DATASET ENTRIES >>
:::::
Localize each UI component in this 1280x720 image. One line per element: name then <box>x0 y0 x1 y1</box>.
:::::
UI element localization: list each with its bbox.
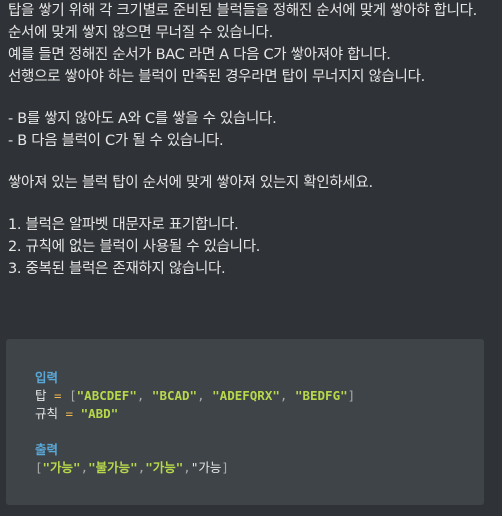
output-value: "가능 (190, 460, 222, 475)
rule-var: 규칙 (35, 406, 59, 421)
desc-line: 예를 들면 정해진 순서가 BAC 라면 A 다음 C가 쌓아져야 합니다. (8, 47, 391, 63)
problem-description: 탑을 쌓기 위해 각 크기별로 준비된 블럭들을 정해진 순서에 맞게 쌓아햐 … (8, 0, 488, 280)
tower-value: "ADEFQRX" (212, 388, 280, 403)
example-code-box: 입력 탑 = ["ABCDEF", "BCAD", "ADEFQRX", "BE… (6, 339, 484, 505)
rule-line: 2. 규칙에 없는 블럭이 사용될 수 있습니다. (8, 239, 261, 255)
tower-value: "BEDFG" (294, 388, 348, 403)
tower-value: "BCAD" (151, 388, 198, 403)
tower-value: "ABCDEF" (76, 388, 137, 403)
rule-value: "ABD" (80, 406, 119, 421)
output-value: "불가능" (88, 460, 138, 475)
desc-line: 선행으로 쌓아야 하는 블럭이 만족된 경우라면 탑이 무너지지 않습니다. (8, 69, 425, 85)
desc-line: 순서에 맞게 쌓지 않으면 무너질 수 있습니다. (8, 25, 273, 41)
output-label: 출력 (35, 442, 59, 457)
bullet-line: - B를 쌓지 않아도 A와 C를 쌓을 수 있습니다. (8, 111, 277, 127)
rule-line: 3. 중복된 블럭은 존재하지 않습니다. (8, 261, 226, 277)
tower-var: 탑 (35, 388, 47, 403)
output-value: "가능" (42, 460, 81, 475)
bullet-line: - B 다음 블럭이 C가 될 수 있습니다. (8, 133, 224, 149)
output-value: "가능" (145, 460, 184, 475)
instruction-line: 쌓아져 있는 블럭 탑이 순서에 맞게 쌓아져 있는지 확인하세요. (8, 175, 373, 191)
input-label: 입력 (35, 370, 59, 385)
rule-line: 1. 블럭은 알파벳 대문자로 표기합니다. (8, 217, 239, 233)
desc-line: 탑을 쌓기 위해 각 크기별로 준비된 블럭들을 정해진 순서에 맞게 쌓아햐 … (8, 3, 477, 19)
:::::
THE EXERCISE >>
Output the records from the line with "UI element localization: list" to the line with "388, 198, 403)", both included, copied character for character. Leave the pictures out of your answer.

TASK RESPONSE >>
UI element localization: list each with its bbox.
output-value: "가능 (190, 460, 222, 475)
rule-var: 규칙 (35, 406, 59, 421)
desc-line: 예를 들면 정해진 순서가 BAC 라면 A 다음 C가 쌓아져야 합니다. (8, 47, 391, 63)
problem-description: 탑을 쌓기 위해 각 크기별로 준비된 블럭들을 정해진 순서에 맞게 쌓아햐 … (8, 0, 488, 280)
tower-value: "ADEFQRX" (212, 388, 280, 403)
example-code-box: 입력 탑 = ["ABCDEF", "BCAD", "ADEFQRX", "BE… (6, 339, 484, 505)
rule-line: 2. 규칙에 없는 블럭이 사용될 수 있습니다. (8, 239, 261, 255)
tower-value: "BEDFG" (294, 388, 348, 403)
tower-value: "BCAD" (151, 388, 198, 403)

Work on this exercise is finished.